THE DATA =>
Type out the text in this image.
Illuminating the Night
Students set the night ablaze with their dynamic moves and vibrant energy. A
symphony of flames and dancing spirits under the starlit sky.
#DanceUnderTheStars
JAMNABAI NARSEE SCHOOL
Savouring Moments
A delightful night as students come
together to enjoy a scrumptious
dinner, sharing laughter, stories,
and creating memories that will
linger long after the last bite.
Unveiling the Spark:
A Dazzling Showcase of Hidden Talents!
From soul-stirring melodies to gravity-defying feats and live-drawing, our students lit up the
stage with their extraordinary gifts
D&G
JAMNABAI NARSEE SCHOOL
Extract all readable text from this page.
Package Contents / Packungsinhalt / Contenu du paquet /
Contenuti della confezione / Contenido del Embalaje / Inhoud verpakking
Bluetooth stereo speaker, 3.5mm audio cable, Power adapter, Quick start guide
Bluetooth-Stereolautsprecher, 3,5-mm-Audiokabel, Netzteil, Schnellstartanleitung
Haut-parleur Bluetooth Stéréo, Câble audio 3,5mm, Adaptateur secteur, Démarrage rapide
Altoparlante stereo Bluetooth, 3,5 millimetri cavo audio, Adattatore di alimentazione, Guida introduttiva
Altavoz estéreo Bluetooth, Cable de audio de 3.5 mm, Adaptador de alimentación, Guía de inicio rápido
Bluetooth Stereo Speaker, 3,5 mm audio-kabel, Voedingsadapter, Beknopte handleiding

EXERCISE PROMPT =>
Give every line of the material again, exactly as it reads.

EXERCISE RESPONSE =>
Type out the text in this image.
Illuminating the Night
Students set the night ablaze with their dynamic moves and vibrant energy. A
symphony of flames and dancing spirits under the starlit sky.
#DanceUnderTheStars
JAMNABAI NARSEE SCHOOL
Savouring Moments
A delightful night as students come
together to enjoy a scrumptious
dinner, sharing laughter, stories,
and creating memories that will
linger long after the last bite.
Unveiling the Spark:
A Dazzling Showcase of Hidden Talents!
From soul-stirring melodies to gravity-defying feats and live-drawing, our students lit up the
stage with their extraordinary gifts
D&G
JAMNABAI NARSEE SCHOOL
Extract all readable text from this page.
Package Contents / Packungsinhalt / Contenu du paquet /
Contenuti della confezione / Contenido del Embalaje / Inhoud verpakking
Bluetooth stereo speaker, 3.5mm audio cable, Power adapter, Quick start guide
Bluetooth-Stereolautsprecher, 3,5-mm-Audiokabel, Netzteil, Schnellstartanleitung
Haut-parleur Bluetooth Stéréo, Câble audio 3,5mm, Adaptateur secteur, Démarrage rapide
Altoparlante stereo Bluetooth, 3,5 millimetri cavo audio, Adattatore di alimentazione, Guida introduttiva
Altavoz estéreo Bluetooth, Cable de audio de 3.5 mm, Adaptador de alimentación, Guía de inicio rápido
Bluetooth Stereo Speaker, 3,5 mm audio-kabel, Voedingsadapter, Beknopte handleiding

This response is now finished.